Dataset items:
**********
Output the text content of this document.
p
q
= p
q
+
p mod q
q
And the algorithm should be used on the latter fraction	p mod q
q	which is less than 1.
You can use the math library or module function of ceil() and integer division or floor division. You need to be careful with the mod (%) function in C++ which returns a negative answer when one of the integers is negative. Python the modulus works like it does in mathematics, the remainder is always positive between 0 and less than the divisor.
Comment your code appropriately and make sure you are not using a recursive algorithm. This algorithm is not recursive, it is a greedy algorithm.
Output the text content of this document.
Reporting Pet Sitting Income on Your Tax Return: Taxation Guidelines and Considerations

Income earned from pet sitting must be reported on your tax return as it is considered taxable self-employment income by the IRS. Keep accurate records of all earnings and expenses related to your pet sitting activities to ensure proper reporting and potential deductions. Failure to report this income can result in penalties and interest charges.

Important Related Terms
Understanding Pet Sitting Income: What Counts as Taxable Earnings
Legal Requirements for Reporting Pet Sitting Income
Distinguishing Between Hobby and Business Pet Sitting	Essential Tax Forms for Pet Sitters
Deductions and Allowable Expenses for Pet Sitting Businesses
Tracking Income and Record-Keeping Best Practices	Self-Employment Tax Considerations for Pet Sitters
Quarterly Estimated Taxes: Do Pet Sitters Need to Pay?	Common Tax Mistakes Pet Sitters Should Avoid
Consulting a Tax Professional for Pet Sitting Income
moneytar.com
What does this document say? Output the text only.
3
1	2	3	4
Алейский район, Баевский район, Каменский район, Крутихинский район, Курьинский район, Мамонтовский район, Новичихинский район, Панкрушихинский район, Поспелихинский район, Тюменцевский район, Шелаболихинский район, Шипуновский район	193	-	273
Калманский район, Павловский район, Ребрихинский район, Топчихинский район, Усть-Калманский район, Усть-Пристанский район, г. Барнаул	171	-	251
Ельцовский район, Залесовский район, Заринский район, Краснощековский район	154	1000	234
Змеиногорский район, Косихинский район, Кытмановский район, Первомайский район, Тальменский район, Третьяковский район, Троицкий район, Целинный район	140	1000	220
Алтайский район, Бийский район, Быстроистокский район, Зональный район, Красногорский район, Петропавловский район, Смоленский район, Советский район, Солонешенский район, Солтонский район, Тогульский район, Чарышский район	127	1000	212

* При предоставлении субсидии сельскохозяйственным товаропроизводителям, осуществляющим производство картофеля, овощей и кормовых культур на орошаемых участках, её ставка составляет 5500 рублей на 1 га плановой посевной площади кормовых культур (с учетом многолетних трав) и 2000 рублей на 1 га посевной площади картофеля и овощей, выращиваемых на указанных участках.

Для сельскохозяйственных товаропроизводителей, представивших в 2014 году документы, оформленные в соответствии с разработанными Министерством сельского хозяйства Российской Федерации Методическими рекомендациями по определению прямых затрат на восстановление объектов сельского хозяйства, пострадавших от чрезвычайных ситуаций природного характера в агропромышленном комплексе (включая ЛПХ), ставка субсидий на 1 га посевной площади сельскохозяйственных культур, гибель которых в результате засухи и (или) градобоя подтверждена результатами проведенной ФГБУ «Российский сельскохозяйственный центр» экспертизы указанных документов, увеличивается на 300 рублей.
**********
> [Task details]
Nothing in the listing may be changed; retype it all exactly.

> [Solution for this task]
Output the text content of this document.
p
q
= p
q
+
p mod q
q
And the algorithm should be used on the latter fraction	p mod q
q	which is less than 1.
You can use the math library or module function of ceil() and integer division or floor division. You need to be careful with the mod (%) function in C++ which returns a negative answer when one of the integers is negative. Python the modulus works like it does in mathematics, the remainder is always positive between 0 and less than the divisor.
Comment your code appropriately and make sure you are not using a recursive algorithm. This algorithm is not recursive, it is a greedy algorithm.
Output the text content of this document.
Reporting Pet Sitting Income on Your Tax Return: Taxation Guidelines and Considerations

Income earned from pet sitting must be reported on your tax return as it is considered taxable self-employment income by the IRS. Keep accurate records of all earnings and expenses related to your pet sitting activities to ensure proper reporting and potential deductions. Failure to report this income can result in penalties and interest charges.

Important Related Terms
Understanding Pet Sitting Income: What Counts as Taxable Earnings
Legal Requirements for Reporting Pet Sitting Income
Distinguishing Between Hobby and Business Pet Sitting	Essential Tax Forms for Pet Sitters
Deductions and Allowable Expenses for Pet Sitting Businesses
Tracking Income and Record-Keeping Best Practices	Self-Employment Tax Considerations for Pet Sitters
Quarterly Estimated Taxes: Do Pet Sitters Need to Pay?	Common Tax Mistakes Pet Sitters Should Avoid
Consulting a Tax Professional for Pet Sitting Income
moneytar.com
What does this document say? Output the text only.
3
1	2	3	4
Алейский район, Баевский район, Каменский район, Крутихинский район, Курьинский район, Мамонтовский район, Новичихинский район, Панкрушихинский район, Поспелихинский район, Тюменцевский район, Шелаболихинский район, Шипуновский район	193	-	273
Калманский район, Павловский район, Ребрихинский район, Топчихинский район, Усть-Калманский район, Усть-Пристанский район, г. Барнаул	171	-	251
Ельцовский район, Залесовский район, Заринский район, Краснощековский район	154	1000	234
Змеиногорский район, Косихинский район, Кытмановский район, Первомайский район, Тальменский район, Третьяковский район, Троицкий район, Целинный район	140	1000	220
Алтайский район, Бийский район, Быстроистокский район, Зональный район, Красногорский район, Петропавловский район, Смоленский район, Советский район, Солонешенский район, Солтонский район, Тогульский район, Чарышский район	127	1000	212

* При предоставлении субсидии сельскохозяйственным товаропроизводителям, осуществляющим производство картофеля, овощей и кормовых культур на орошаемых участках, её ставка составляет 5500 рублей на 1 га плановой посевной площади кормовых культур (с учетом многолетних трав) и 2000 рублей на 1 га посевной площади картофеля и овощей, выращиваемых на указанных участках.

Для сельскохозяйственных товаропроизводителей, представивших в 2014 году документы, оформленные в соответствии с разработанными Министерством сельского хозяйства Российской Федерации Методическими рекомендациями по определению прямых затрат на восстановление объектов сельского хозяйства, пострадавших от чрезвычайных ситуаций природного характера в агропромышленном комплексе (включая ЛПХ), ставка субсидий на 1 га посевной площади сельскохозяйственных культур, гибель которых в результате засухи и (или) градобоя подтверждена результатами проведенной ФГБУ «Российский сельскохозяйственный центр» экспертизы указанных документов, увеличивается на 300 рублей.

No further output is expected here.